Aim =
Repeat everything from the start of the records down to the line that contains "line-number: 13 — [44, 215, 58, 229]", keeping both ends.

Listings of boxed layout items
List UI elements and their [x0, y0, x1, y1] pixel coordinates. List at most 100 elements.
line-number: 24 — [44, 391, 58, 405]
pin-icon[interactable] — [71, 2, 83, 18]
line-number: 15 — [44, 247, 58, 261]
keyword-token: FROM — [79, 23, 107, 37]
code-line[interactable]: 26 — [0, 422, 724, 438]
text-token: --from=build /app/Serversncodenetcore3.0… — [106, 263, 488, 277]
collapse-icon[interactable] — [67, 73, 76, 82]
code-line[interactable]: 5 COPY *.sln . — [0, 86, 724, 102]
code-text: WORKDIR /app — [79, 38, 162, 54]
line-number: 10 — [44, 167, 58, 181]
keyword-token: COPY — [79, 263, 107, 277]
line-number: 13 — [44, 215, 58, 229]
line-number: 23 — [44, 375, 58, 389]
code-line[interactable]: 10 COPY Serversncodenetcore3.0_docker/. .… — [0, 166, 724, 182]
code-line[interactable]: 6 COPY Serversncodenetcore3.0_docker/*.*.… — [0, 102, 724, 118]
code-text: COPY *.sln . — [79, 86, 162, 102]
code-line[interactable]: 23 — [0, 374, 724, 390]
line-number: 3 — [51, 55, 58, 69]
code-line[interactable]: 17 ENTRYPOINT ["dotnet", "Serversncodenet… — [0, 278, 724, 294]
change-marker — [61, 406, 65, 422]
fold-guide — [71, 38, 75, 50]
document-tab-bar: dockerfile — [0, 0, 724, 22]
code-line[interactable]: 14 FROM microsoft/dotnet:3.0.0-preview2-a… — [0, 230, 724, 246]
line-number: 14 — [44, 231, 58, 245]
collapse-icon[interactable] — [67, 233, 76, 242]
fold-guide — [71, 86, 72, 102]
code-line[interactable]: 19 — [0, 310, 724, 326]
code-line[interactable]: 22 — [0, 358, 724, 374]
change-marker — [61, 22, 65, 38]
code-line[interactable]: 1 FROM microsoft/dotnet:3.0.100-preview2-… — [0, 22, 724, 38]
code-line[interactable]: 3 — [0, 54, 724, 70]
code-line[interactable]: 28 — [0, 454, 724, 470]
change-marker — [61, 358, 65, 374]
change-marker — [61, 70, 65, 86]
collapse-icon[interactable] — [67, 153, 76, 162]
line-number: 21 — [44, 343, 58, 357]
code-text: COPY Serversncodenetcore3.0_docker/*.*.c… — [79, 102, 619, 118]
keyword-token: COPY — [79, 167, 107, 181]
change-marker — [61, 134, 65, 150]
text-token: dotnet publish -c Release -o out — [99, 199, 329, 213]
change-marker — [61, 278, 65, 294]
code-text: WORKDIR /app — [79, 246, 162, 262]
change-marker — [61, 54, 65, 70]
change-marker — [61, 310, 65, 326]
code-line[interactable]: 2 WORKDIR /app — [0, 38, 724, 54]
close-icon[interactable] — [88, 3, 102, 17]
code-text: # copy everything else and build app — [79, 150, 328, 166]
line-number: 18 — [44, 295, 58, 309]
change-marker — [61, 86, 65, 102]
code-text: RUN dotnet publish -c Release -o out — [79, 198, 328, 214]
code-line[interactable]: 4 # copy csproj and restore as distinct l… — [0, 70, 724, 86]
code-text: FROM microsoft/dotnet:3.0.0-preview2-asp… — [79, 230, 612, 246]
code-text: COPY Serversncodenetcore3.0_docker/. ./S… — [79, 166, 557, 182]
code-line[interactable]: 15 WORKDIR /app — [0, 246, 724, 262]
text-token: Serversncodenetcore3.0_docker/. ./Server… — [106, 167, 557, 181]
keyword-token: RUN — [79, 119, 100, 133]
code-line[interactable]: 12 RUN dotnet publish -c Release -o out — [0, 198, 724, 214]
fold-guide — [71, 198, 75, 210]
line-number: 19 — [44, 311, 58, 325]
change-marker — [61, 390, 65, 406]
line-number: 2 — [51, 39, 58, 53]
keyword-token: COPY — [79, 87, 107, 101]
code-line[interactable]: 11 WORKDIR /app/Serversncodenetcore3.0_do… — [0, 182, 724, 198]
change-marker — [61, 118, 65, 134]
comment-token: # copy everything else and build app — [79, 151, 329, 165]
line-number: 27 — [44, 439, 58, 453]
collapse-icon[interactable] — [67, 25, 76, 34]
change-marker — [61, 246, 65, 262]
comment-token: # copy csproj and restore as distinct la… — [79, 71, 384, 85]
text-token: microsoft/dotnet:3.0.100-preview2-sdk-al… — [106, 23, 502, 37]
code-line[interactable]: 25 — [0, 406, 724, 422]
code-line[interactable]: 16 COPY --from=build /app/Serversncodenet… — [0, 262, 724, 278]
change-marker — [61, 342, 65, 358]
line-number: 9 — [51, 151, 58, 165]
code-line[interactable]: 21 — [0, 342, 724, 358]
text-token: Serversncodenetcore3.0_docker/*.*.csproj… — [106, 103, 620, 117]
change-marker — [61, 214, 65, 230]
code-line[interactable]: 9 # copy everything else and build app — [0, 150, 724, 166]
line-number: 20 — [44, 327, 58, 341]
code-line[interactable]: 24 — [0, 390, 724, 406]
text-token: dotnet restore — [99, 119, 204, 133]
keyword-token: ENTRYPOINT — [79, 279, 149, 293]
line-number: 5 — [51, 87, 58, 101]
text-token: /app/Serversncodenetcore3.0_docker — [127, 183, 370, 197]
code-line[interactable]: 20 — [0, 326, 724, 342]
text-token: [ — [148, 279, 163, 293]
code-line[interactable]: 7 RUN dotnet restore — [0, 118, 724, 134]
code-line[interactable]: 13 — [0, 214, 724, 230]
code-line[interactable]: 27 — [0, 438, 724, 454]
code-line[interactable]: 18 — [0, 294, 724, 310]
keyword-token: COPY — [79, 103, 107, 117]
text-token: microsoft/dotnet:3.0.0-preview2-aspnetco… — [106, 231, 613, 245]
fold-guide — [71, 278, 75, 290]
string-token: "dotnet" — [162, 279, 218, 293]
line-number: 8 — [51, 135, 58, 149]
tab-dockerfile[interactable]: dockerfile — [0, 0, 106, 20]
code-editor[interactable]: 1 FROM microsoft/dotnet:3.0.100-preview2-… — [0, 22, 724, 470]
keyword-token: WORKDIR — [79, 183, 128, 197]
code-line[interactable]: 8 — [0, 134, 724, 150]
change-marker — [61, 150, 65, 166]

Solution below =
List UI elements and their [x0, y0, x1, y1] pixel coordinates. List at most 100 elements.
line-number: 24 — [44, 391, 58, 405]
pin-icon[interactable] — [71, 2, 83, 18]
line-number: 15 — [44, 247, 58, 261]
keyword-token: FROM — [79, 23, 107, 37]
code-line[interactable]: 26 — [0, 422, 724, 438]
text-token: --from=build /app/Serversncodenetcore3.0… — [106, 263, 488, 277]
collapse-icon[interactable] — [67, 73, 76, 82]
code-line[interactable]: 5 COPY *.sln . — [0, 86, 724, 102]
code-text: WORKDIR /app — [79, 38, 162, 54]
line-number: 10 — [44, 167, 58, 181]
keyword-token: COPY — [79, 263, 107, 277]
line-number: 13 — [44, 215, 58, 229]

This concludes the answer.